• _EXERCISE OBJECTIVE_
In the listing below, find every line containing "this" and copy it out.

• _INPUT DATA_
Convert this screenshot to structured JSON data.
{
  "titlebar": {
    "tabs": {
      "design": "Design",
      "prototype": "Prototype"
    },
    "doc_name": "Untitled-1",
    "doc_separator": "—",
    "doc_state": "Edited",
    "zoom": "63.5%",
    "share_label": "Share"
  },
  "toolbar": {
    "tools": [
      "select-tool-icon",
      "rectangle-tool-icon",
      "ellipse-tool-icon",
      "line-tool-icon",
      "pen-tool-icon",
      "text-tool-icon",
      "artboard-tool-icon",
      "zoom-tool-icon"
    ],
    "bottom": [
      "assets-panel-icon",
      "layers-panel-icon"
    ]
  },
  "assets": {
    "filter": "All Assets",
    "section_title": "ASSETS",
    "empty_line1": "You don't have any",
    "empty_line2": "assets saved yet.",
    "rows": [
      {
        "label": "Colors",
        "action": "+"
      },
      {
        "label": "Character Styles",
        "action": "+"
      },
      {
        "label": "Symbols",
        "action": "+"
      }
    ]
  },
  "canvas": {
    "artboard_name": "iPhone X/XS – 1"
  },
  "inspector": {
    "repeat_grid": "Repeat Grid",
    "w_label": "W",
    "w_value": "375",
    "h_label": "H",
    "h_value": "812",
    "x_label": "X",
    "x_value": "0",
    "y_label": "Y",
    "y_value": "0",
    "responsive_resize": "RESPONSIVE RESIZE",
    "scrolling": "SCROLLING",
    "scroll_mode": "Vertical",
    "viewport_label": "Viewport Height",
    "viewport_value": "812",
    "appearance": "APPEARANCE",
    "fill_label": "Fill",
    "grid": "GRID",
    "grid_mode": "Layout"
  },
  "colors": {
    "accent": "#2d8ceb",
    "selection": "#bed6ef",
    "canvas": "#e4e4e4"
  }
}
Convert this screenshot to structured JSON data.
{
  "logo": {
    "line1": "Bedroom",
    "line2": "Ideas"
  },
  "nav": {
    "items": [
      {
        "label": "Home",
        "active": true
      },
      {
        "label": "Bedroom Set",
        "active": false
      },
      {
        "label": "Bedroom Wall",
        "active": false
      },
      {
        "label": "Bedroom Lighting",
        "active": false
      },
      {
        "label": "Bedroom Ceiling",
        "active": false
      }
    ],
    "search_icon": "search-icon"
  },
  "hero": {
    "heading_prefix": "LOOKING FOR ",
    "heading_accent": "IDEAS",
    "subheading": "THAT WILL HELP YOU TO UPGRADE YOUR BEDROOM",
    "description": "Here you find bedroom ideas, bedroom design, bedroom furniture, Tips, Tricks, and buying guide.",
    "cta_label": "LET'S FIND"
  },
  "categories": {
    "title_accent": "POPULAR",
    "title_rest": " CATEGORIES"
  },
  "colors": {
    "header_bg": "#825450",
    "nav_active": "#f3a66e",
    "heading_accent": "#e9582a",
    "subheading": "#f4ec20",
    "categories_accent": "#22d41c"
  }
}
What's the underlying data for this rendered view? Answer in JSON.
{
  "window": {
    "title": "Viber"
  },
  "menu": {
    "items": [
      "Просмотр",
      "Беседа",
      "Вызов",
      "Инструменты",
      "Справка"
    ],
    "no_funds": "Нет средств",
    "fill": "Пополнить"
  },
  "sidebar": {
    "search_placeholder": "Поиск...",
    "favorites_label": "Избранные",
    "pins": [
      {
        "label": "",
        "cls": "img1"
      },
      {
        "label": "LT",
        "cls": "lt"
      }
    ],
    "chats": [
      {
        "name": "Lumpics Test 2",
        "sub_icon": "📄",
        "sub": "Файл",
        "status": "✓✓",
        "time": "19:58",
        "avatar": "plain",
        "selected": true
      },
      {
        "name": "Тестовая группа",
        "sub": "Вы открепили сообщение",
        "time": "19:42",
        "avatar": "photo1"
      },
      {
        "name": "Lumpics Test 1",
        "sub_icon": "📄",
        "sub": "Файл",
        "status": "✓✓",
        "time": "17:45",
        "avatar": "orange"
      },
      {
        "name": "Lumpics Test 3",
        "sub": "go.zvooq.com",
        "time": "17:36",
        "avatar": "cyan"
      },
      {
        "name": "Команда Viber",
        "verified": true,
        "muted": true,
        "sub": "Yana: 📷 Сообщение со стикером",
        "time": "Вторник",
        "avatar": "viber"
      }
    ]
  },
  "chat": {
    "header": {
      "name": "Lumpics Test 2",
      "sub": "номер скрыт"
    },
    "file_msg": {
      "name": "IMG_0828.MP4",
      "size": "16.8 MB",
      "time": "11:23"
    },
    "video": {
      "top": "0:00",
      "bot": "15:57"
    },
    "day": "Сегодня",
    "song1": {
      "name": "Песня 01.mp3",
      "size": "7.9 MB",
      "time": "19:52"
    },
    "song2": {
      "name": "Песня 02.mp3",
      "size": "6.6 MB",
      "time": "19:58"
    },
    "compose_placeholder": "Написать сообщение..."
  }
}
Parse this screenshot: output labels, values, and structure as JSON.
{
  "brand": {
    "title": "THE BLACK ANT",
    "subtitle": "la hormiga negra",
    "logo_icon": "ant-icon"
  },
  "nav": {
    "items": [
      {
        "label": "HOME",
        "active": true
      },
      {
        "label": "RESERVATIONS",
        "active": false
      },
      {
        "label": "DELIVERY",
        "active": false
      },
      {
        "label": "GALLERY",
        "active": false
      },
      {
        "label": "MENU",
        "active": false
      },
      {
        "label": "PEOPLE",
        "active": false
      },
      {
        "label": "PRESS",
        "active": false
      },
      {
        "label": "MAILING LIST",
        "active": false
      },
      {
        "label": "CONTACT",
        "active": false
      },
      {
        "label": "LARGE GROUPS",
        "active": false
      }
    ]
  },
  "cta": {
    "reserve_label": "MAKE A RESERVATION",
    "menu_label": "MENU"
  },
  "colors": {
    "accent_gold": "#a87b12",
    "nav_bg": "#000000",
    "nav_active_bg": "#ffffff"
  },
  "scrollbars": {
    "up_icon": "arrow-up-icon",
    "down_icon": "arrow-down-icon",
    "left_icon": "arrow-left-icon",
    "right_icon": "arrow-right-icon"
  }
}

• _CORRECT OUTPUT_
Convert this screenshot to structured JSON data.
Convert this screenshot to structured JSON data.
What's the underlying data for this rendered view? Answer in JSON.
Parse this screenshot: output labels, values, and structure as JSON.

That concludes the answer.